— Problem details —
Determine how many lines contain the string "WASHER" and reply with that number alone.
-------- Data records
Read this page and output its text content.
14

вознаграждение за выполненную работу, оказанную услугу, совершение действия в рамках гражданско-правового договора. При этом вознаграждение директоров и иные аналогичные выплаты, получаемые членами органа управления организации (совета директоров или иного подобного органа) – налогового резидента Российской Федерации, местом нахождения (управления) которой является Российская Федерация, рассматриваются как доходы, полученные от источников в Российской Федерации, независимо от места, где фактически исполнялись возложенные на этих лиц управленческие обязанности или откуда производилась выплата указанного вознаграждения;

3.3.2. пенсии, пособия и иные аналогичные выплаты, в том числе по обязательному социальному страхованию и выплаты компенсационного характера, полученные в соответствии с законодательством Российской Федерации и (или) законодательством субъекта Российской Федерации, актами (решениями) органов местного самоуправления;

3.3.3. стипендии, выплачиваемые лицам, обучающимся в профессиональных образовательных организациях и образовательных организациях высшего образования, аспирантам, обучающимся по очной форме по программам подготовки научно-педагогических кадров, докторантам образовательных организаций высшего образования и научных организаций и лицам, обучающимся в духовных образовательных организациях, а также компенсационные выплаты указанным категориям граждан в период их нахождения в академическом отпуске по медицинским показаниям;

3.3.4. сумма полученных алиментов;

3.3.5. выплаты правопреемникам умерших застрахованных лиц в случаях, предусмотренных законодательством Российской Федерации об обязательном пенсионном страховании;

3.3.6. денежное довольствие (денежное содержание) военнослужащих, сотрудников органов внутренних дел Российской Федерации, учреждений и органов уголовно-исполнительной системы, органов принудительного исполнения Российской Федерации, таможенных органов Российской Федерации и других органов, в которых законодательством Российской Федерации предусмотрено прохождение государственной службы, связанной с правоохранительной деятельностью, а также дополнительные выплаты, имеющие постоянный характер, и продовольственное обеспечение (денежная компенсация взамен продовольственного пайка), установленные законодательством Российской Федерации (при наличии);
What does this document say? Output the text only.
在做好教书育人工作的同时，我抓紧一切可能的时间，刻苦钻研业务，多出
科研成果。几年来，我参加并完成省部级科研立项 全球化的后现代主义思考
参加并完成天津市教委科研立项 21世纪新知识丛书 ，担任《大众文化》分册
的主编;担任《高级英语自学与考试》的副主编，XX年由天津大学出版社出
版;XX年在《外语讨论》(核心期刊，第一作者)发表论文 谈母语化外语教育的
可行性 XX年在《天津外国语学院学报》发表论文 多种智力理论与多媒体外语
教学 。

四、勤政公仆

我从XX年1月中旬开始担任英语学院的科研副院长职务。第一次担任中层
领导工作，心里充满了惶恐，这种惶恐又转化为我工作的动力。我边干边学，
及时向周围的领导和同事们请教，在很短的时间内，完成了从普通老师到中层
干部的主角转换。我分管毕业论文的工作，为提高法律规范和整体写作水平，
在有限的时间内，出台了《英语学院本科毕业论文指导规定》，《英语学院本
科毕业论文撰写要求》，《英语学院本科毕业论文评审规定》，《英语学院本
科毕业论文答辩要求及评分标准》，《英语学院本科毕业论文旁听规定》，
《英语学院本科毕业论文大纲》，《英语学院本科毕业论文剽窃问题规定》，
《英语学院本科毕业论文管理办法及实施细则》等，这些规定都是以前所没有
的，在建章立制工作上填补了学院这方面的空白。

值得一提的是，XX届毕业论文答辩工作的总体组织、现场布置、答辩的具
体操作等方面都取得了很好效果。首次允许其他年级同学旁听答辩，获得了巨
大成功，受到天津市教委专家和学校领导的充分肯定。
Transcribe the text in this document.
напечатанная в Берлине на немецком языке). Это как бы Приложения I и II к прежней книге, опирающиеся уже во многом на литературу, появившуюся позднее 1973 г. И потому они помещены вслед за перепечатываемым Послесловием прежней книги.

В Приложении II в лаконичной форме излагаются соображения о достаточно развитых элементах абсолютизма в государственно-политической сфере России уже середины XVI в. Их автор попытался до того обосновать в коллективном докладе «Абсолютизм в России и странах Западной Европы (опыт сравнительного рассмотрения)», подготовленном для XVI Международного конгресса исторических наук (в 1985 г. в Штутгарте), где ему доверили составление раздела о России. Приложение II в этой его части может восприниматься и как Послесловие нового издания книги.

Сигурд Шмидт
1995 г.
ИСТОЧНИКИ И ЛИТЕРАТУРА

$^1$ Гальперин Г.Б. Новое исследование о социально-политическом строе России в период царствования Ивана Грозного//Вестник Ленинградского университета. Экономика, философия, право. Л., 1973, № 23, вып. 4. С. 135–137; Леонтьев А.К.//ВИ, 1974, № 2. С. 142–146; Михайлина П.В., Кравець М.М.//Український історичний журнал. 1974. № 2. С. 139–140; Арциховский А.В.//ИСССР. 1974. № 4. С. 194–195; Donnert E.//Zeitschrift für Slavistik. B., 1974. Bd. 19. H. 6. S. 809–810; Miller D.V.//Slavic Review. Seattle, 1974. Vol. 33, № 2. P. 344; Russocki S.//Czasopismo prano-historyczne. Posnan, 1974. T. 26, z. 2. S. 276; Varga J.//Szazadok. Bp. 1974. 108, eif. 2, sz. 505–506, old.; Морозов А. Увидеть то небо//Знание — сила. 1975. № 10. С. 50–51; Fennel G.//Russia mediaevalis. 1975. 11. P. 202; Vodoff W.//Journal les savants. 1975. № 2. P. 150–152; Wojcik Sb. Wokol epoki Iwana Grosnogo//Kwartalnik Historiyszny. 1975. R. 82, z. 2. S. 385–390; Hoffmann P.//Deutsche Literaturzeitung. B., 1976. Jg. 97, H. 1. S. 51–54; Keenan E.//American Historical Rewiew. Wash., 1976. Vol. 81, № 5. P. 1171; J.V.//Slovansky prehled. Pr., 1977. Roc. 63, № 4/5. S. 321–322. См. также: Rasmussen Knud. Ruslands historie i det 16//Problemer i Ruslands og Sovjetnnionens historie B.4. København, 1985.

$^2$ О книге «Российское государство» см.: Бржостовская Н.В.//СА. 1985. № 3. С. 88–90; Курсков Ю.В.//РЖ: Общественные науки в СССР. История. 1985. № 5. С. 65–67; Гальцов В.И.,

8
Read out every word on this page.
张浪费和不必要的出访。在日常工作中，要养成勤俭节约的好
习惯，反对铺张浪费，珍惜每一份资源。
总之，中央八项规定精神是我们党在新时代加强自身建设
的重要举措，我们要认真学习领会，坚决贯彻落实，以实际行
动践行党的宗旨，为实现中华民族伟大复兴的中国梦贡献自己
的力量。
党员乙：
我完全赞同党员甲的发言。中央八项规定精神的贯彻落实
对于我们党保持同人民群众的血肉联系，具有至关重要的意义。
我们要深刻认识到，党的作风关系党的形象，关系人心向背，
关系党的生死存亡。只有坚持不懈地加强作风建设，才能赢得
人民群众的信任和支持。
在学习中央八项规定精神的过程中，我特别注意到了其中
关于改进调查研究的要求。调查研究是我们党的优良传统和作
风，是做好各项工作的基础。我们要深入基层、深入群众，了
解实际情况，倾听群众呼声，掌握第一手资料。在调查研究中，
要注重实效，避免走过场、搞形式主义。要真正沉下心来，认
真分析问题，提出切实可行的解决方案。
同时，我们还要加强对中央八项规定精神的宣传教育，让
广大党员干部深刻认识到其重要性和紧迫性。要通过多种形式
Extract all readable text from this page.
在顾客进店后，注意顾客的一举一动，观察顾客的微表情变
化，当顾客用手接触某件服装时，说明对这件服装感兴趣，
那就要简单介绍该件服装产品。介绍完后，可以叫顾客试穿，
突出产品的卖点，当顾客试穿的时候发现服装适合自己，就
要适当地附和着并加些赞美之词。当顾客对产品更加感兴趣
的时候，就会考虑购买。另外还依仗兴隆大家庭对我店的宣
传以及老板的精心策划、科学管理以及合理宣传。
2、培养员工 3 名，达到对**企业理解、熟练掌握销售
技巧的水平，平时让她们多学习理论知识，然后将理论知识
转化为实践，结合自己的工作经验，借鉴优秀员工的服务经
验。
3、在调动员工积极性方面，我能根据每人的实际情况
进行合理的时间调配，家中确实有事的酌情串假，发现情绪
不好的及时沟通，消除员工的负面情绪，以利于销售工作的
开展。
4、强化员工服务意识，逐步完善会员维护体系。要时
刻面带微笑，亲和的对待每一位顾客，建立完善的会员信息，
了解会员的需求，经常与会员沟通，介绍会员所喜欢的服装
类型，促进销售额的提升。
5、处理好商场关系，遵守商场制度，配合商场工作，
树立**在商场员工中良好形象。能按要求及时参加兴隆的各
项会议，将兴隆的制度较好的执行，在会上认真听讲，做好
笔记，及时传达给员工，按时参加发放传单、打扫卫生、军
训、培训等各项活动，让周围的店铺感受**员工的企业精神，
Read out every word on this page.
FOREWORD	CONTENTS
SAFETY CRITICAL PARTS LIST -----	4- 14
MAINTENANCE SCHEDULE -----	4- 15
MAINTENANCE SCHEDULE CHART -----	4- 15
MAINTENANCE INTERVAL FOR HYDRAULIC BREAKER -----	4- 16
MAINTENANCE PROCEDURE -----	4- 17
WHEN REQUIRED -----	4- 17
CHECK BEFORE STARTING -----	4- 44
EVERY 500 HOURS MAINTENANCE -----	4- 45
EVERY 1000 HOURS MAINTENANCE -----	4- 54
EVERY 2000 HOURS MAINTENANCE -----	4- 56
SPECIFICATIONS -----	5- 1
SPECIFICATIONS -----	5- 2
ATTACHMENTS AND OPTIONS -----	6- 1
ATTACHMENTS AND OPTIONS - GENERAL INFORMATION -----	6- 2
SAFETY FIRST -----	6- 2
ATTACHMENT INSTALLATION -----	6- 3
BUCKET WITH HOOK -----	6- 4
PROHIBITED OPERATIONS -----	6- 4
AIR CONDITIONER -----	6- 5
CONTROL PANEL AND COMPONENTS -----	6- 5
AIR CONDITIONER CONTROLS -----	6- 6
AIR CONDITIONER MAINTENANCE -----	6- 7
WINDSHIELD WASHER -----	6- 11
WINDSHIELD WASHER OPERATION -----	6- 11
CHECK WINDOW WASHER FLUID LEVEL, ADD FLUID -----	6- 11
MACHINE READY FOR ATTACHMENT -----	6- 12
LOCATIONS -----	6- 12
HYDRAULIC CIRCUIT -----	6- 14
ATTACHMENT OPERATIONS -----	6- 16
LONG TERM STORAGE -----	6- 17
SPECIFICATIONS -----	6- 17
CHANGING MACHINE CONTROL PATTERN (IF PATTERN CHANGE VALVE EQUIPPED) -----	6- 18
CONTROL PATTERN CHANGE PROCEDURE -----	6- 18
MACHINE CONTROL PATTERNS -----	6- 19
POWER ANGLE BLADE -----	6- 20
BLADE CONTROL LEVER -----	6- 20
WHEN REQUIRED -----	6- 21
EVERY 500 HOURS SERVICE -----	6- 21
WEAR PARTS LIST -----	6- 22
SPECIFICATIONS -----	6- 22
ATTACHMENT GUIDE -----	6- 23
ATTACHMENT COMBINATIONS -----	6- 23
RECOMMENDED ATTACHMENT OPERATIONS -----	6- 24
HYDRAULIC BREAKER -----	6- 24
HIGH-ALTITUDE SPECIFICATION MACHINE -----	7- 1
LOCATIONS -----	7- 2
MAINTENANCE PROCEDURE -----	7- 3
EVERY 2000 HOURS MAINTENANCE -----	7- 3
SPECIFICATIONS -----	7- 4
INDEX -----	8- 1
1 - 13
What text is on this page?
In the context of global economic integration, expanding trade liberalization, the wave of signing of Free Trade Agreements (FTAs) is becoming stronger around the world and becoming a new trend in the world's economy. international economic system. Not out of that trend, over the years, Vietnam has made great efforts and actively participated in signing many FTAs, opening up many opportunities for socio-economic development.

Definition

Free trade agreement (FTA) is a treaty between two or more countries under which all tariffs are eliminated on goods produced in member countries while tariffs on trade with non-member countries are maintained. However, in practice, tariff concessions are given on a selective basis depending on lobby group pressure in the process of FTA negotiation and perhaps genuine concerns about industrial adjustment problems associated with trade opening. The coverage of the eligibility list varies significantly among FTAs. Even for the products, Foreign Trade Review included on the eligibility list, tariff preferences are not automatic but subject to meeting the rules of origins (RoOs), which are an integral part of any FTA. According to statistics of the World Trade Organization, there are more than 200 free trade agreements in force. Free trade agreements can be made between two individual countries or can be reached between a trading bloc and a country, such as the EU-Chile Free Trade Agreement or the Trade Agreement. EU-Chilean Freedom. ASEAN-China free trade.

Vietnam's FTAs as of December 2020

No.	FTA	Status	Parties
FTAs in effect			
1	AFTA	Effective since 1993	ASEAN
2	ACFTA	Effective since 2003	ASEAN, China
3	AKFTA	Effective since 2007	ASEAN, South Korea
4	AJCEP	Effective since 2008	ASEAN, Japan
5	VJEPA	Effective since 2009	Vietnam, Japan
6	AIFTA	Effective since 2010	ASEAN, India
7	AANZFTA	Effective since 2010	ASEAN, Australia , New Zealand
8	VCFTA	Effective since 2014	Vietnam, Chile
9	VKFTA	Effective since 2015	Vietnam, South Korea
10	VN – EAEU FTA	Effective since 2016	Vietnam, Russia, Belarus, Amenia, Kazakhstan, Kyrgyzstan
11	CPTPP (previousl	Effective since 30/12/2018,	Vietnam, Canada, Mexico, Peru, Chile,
----------------
— Output for this exercise —
3